- Selection:
== == ==

Project Proposal

Survey Visualization

CS533C Information Visualization

Maria Tkatchenko
tkatch@cs.ubc.ca

November 3, 2004

Background and domain

Gathering data from a group of people is commonly done by administering surveys individually. This allows to discern their opinions on a variety of subjects that are of interest to the administrators of the survey. Surveys are often administered as a sequence of questions, each with a small range of admissible answers. This highly structured format of data allows invites easy analysis, and, more importantly, the raw data can be processed mostly automatically due to its structure. However, looking at the raw data is quite uninformative, as the analyst can only gain insight into a single person's opinions. The analysis of trends and outliers is much more interesting. It applies not only to the (usually) small group of respondents, but, if the sample was suitable random, allows you to make inferences about the larger general population.

In particular, political and economic issues have long occupied a prominent place in our daily lives. During the last few decades, as political competitions have intensified and politicians have become more worried about the voters' perception of them, surveys have become a very important vehicle to discerning public opinion. Politics is only one of the areas where survey administration and analysis is highly important. Economic indicators, health care policies, even network programming, are often heavily affected by the answers to the relevant questions by the surveyed subset of the population.

Statistical analysis is often used to calculate the pair-wise and higher-dimensional correlation and regression between a number of variables. This requires tedious calculations, which are made easier by batch statistical analysis tool kits. However, while these tools are able to perform the calculations flawlessly, I haven't found any that can efficiently organize all of this correlation data for overview by the user. The results for each computation would be displayed separately, or have to be aggregated into a table for comparison, requiring the user to then go back to the data and perform further calculations if a relationship of interest is found.

== == ==

- Input for this task:
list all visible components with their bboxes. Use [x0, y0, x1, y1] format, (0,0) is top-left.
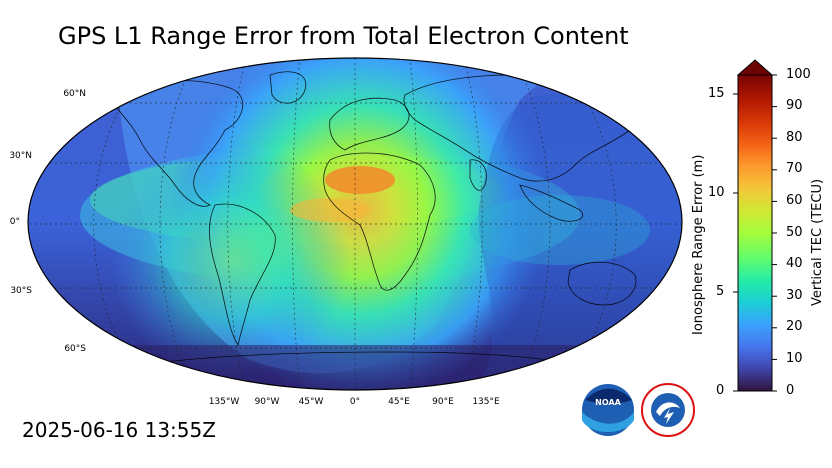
- tec-tick-50: 50: [786, 225, 803, 240]
- lat-label-30s: 30°S: [10, 286, 32, 296]
- range-tick-0: 0: [716, 383, 725, 398]
- globe-outline: [27, 57, 683, 391]
- colorbar-extend-triangle: [736, 59, 774, 76]
- lon-label-90w: 90°W: [254, 397, 280, 407]
- tec-tick-20: 20: [786, 319, 803, 334]
- lon-label-90e: 90°E: [432, 397, 454, 407]
- range-error-axis-label: Ionosphere Range Error (m): [691, 154, 706, 335]
- lon-label-0: 0°: [349, 397, 361, 407]
- tec-tick-90: 90: [786, 98, 803, 113]
- tec-tick-70: 70: [786, 161, 803, 176]
- lon-label-45e: 45°E: [388, 397, 410, 407]
- colorbar: [733, 59, 777, 392]
- tec-map: [28, 58, 682, 390]
- lon-label-45w: 45°W: [298, 397, 324, 407]
- tec-tick-10: 10: [786, 351, 803, 366]
- nws-logo: [641, 383, 695, 437]
- noaa-logo: NOAA: [582, 384, 634, 436]
- range-tick-15: 15: [708, 86, 725, 101]
- lat-label-60n: 60°N: [63, 89, 86, 99]
- lon-label-135e: 135°E: [472, 397, 500, 407]
- range-tick-5: 5: [716, 284, 725, 299]
- lat-label-0: 0°: [9, 217, 20, 227]
- tec-tick-80: 80: [786, 130, 803, 145]
- lon-label-135w: 135°W: [208, 397, 240, 407]
- noaa-logo-text: NOAA: [595, 398, 621, 407]
- lat-label-60s: 60°S: [64, 344, 86, 354]
- tec-tick-0: 0: [786, 383, 795, 398]
- tec-tick-100: 100: [786, 67, 811, 82]
- timestamp: 2025-06-16 13:55Z: [22, 418, 216, 442]
- lat-label-30n: 30°N: [9, 151, 32, 161]
- tec-tick-60: 60: [786, 193, 803, 208]
- tec-tick-30: 30: [786, 288, 803, 303]
- range-tick-10: 10: [708, 185, 725, 200]
- vertical-tec-axis-label: Vertical TEC (TECU): [810, 178, 825, 306]
- tec-tick-40: 40: [786, 256, 803, 271]
- map-title: GPS L1 Range Error from Total Electron C…: [58, 22, 629, 50]
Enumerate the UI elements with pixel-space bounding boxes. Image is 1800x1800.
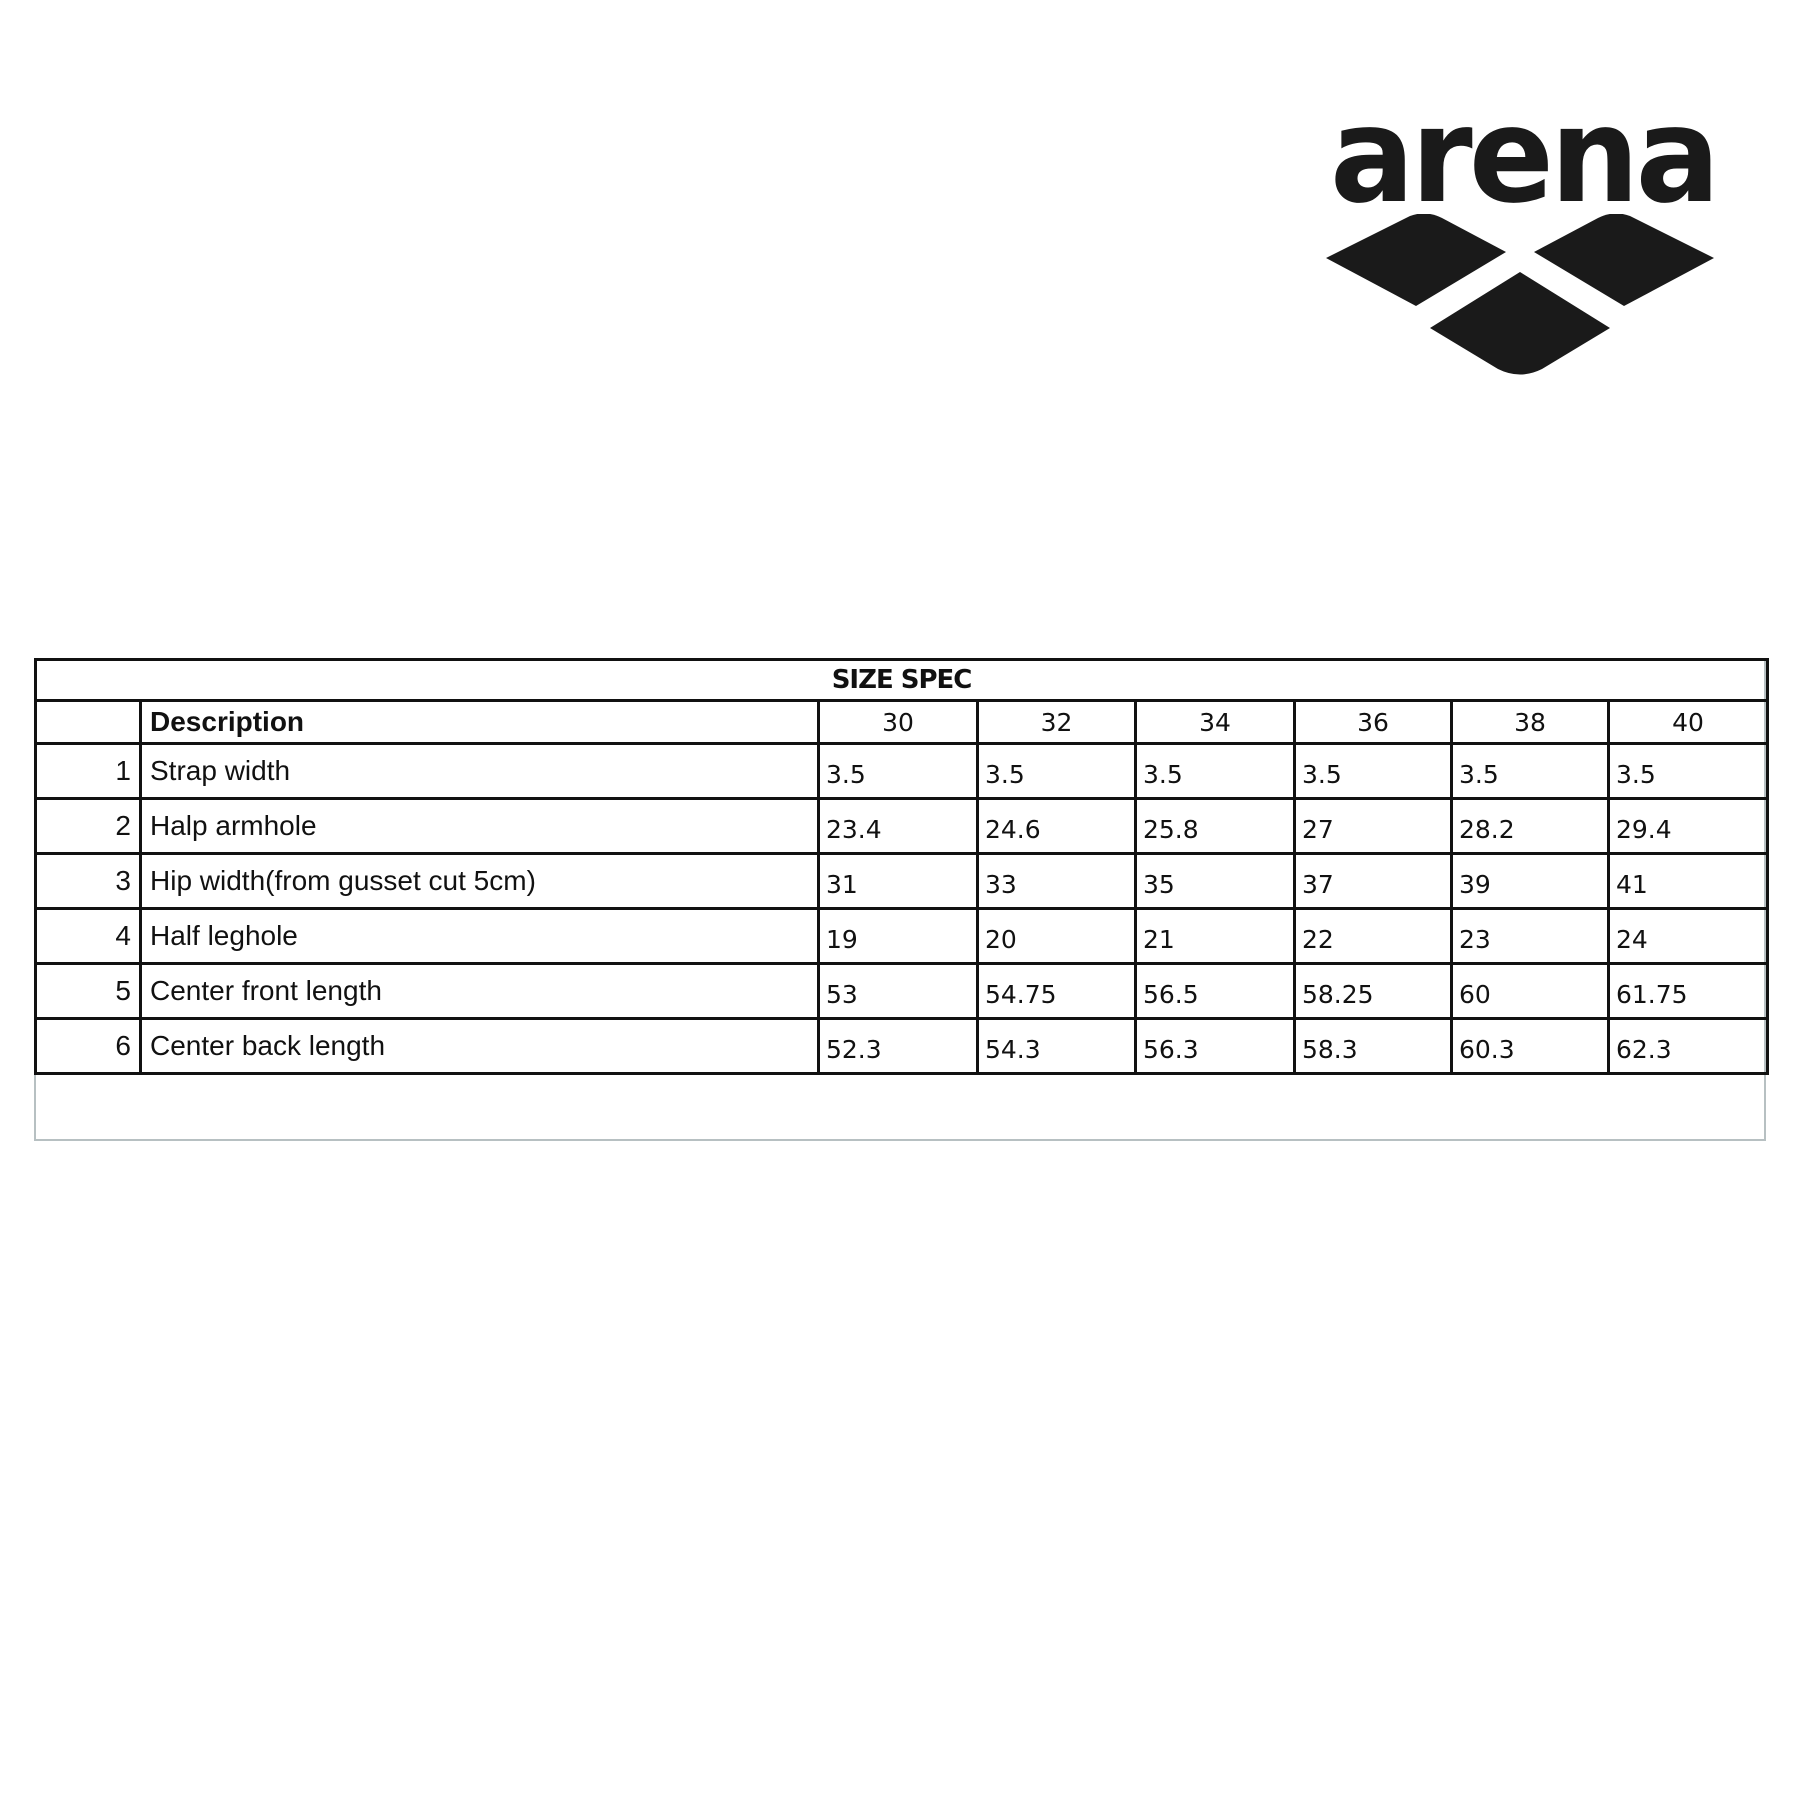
measurement-cell: 27	[1293, 797, 1453, 855]
measurement-cell: 61.75	[1606, 962, 1770, 1020]
table-title: SIZE SPEC	[33, 658, 1770, 702]
measurement-cell: 35	[1134, 852, 1296, 910]
header-number-cell	[34, 699, 142, 745]
measurement-cell: 41	[1606, 852, 1770, 910]
header-size: 38	[1450, 699, 1610, 745]
table-row: 2 Halp armhole 23.4 24.6 25.8 27 28.2 29.4	[34, 797, 1770, 855]
measurement-cell: 60.3	[1450, 1017, 1610, 1075]
row-number: 5	[34, 962, 142, 1020]
row-description: Halp armhole	[139, 797, 820, 855]
row-description: Half leghole	[139, 907, 820, 965]
size-spec-table: SIZE SPEC Description 30 32 34 36 38 40 …	[33, 658, 1770, 1075]
row-number: 1	[34, 742, 142, 800]
measurement-cell: 21	[1134, 907, 1296, 965]
arena-diamonds-icon	[1326, 214, 1714, 375]
header-size: 30	[817, 699, 979, 745]
measurement-cell: 58.3	[1293, 1017, 1453, 1075]
table-row: 6 Center back length 52.3 54.3 56.3 58.3 60.3…	[34, 1017, 1770, 1075]
measurement-cell: 20	[976, 907, 1137, 965]
measurement-cell: 3.5	[976, 742, 1137, 800]
table-header-row: Description 30 32 34 36 38 40	[34, 699, 1770, 745]
measurement-cell: 24	[1606, 907, 1770, 965]
measurement-cell: 23.4	[817, 797, 979, 855]
row-number: 4	[34, 907, 142, 965]
table-row: 1 Strap width 3.5 3.5 3.5 3.5 3.5 3.5	[34, 742, 1770, 800]
arena-logo: arena	[1320, 79, 1720, 381]
measurement-cell: 37	[1293, 852, 1453, 910]
logo-wordmark: arena	[1330, 79, 1720, 233]
measurement-cell: 3.5	[1293, 742, 1453, 800]
measurement-cell: 56.3	[1134, 1017, 1296, 1075]
row-number: 3	[34, 852, 142, 910]
header-size: 36	[1293, 699, 1453, 745]
measurement-cell: 31	[817, 852, 979, 910]
table-title-row: SIZE SPEC	[33, 658, 1770, 702]
measurement-cell: 3.5	[1606, 742, 1770, 800]
table-row: 3 Hip width(from gusset cut 5cm) 31 33 35 37…	[34, 852, 1770, 910]
measurement-cell: 39	[1450, 852, 1610, 910]
row-description: Hip width(from gusset cut 5cm)	[139, 852, 820, 910]
measurement-cell: 33	[976, 852, 1137, 910]
measurement-cell: 53	[817, 962, 979, 1020]
measurement-cell: 19	[817, 907, 979, 965]
measurement-cell: 60	[1450, 962, 1610, 1020]
header-size: 32	[976, 699, 1137, 745]
table-row: 4 Half leghole 19 20 21 22 23 24	[34, 907, 1770, 965]
row-description: Strap width	[139, 742, 820, 800]
header-size: 40	[1606, 699, 1770, 745]
measurement-cell: 3.5	[1134, 742, 1296, 800]
measurement-cell: 56.5	[1134, 962, 1296, 1020]
row-number: 2	[34, 797, 142, 855]
measurement-cell: 62.3	[1606, 1017, 1770, 1075]
measurement-cell: 3.5	[1450, 742, 1610, 800]
measurement-cell: 54.3	[976, 1017, 1137, 1075]
measurement-cell: 25.8	[1134, 797, 1296, 855]
header-size: 34	[1134, 699, 1296, 745]
measurement-cell: 29.4	[1606, 797, 1770, 855]
row-number: 6	[34, 1017, 142, 1075]
measurement-cell: 24.6	[976, 797, 1137, 855]
measurement-cell: 3.5	[817, 742, 979, 800]
measurement-cell: 28.2	[1450, 797, 1610, 855]
measurement-cell: 23	[1450, 907, 1610, 965]
measurement-cell: 54.75	[976, 962, 1137, 1020]
row-description: Center front length	[139, 962, 820, 1020]
measurement-cell: 22	[1293, 907, 1453, 965]
measurement-cell: 58.25	[1293, 962, 1453, 1020]
table-row: 5 Center front length 53 54.75 56.5 58.25 60 6…	[34, 962, 1770, 1020]
row-description: Center back length	[139, 1017, 820, 1075]
measurement-cell: 52.3	[817, 1017, 979, 1075]
header-description: Description	[139, 699, 820, 745]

== == ==

- Directions:
1. In the survey visualization proposal, rewrite the passage from "November 3, 2004" up to and including "larger general population.", swapping "analyst" for "researcher".
2. Repeat the lines of the records from the line with "797, 1453, 855]" up to and including the line with "742, 1453, 800]".

- Full answers:
1.
November 3, 2004

Background and domain

Gathering data from a group of people is commonly done by administering surveys individually. This allows to discern their opinions on a variety of subjects that are of interest to the administrators of the survey. Surveys are often administered as a sequence of questions, each with a small range of admissible answers. This highly structured format of data allows invites easy analysis, and, more importantly, the raw data can be processed mostly automatically due to its structure. However, looking at the raw data is quite uninformative, as the researcher can only gain insight into a single person's opinions. The analysis of trends and outliers is much more interesting. It applies not only to the (usually) small group of respondents, but, if the sample was suitable random, allows you to make inferences about the larger general population.

2.
measurement-cell: 27	[1293, 797, 1453, 855]
measurement-cell: 61.75	[1606, 962, 1770, 1020]
table-title: SIZE SPEC	[33, 658, 1770, 702]
measurement-cell: 35	[1134, 852, 1296, 910]
header-number-cell	[34, 699, 142, 745]
measurement-cell: 41	[1606, 852, 1770, 910]
header-size: 38	[1450, 699, 1610, 745]
table-row: 2 Halp armhole 23.4 24.6 25.8 27 28.2 29.4	[34, 797, 1770, 855]
measurement-cell: 60.3	[1450, 1017, 1610, 1075]
row-number: 5	[34, 962, 142, 1020]
row-description: Halp armhole	[139, 797, 820, 855]
row-description: Half leghole	[139, 907, 820, 965]
size-spec-table: SIZE SPEC Description 30 32 34 36 38 40 …	[33, 658, 1770, 1075]
row-number: 1	[34, 742, 142, 800]
measurement-cell: 21	[1134, 907, 1296, 965]
arena-diamonds-icon	[1326, 214, 1714, 375]
header-size: 30	[817, 699, 979, 745]
measurement-cell: 58.3	[1293, 1017, 1453, 1075]
table-row: 6 Center back length 52.3 54.3 56.3 58.3 60.3…	[34, 1017, 1770, 1075]
measurement-cell: 20	[976, 907, 1137, 965]
measurement-cell: 3.5	[976, 742, 1137, 800]
table-header-row: Description 30 32 34 36 38 40	[34, 699, 1770, 745]
measurement-cell: 24	[1606, 907, 1770, 965]
measurement-cell: 23.4	[817, 797, 979, 855]
row-number: 4	[34, 907, 142, 965]
table-row: 1 Strap width 3.5 3.5 3.5 3.5 3.5 3.5	[34, 742, 1770, 800]
arena-logo: arena	[1320, 79, 1720, 381]
measurement-cell: 37	[1293, 852, 1453, 910]
logo-wordmark: arena	[1330, 79, 1720, 233]
measurement-cell: 3.5	[1293, 742, 1453, 800]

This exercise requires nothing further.